Among the lines below, count those containing the word "wstępy". Give the number only.
— start DATA TO USE —
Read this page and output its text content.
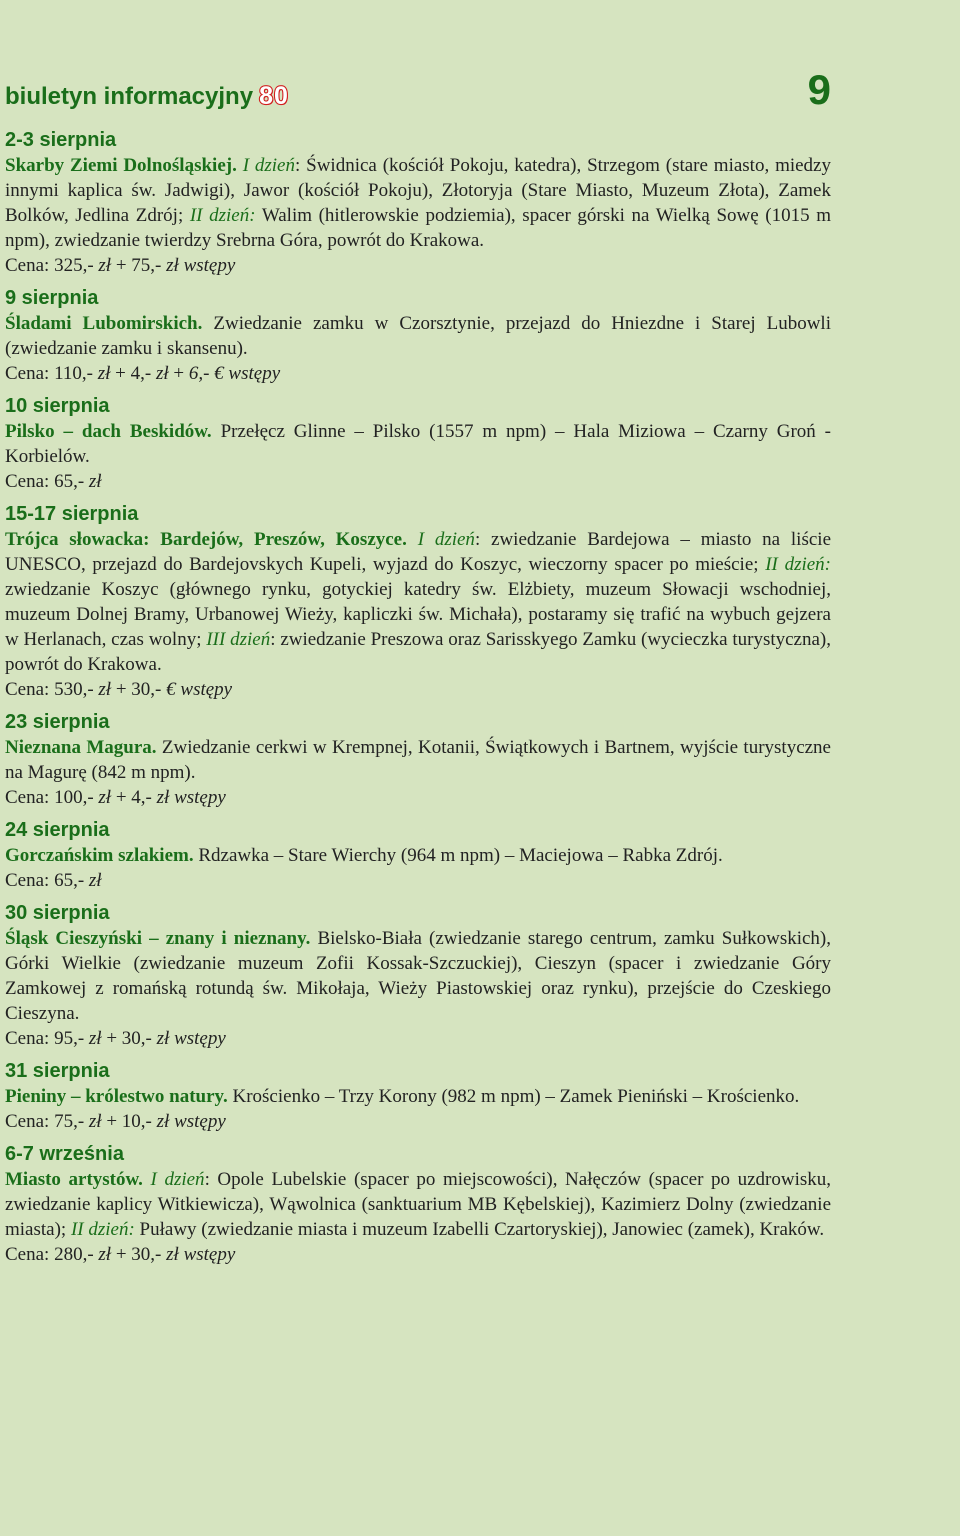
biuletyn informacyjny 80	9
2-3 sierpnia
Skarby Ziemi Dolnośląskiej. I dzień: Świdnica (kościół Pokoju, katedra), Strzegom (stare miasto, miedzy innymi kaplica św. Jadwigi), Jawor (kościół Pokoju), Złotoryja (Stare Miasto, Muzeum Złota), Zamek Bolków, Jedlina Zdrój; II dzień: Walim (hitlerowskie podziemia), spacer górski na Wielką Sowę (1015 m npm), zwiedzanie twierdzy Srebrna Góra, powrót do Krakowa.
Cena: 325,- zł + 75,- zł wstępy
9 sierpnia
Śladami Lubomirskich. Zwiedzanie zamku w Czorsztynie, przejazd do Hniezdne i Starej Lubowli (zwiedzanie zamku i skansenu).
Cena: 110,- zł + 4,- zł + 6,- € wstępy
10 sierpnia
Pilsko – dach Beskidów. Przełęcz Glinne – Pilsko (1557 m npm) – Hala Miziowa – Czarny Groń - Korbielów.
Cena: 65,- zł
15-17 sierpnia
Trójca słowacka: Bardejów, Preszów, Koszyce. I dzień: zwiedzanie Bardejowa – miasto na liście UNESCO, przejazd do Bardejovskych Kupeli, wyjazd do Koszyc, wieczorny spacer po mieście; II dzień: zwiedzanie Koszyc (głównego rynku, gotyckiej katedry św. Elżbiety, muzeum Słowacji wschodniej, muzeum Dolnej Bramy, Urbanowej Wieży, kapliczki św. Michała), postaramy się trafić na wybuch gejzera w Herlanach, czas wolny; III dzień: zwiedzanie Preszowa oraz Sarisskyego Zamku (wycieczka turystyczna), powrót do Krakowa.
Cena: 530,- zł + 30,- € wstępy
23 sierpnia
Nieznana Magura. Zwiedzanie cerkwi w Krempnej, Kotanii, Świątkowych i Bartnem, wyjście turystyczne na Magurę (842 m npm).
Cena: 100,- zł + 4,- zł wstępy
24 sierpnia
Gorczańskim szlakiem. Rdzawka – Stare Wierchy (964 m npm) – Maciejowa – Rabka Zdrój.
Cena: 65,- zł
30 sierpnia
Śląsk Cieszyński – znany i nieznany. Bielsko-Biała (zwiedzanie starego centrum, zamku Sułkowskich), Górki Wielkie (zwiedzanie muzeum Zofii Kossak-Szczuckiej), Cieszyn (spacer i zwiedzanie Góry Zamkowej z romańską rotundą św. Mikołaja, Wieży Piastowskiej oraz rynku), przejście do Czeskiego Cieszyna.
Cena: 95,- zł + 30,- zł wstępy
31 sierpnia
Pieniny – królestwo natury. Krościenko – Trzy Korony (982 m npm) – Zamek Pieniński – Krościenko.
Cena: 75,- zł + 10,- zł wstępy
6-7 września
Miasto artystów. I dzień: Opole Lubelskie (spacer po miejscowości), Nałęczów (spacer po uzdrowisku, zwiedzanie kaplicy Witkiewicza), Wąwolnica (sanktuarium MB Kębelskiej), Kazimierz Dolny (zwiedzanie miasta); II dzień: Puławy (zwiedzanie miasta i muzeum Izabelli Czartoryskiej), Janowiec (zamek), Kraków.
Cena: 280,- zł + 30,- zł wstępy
— end DATA TO USE —
▸ **FULL OUTPUT**:
7